▶ _Task goal_: Which lines hold the word "label"? Show each of them.

(Data excerpts)
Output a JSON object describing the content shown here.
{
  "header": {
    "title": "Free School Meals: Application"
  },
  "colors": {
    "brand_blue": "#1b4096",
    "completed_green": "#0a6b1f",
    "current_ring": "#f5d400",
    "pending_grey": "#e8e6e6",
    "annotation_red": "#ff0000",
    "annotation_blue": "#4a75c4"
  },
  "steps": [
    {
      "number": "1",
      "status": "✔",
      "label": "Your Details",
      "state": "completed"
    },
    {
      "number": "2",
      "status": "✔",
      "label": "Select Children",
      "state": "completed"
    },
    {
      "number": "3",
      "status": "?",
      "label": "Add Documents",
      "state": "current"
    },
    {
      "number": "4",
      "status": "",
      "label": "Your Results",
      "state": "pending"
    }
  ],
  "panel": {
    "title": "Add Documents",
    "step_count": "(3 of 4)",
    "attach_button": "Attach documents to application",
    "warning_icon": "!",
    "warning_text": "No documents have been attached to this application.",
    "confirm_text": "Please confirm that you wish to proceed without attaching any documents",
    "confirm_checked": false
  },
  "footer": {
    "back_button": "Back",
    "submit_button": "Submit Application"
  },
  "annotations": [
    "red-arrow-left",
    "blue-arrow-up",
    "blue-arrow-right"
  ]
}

▶ _Completed exercise_:
      "label": "Your Details",
      "label": "Select Children",
      "label": "Add Documents",
      "label": "Your Results",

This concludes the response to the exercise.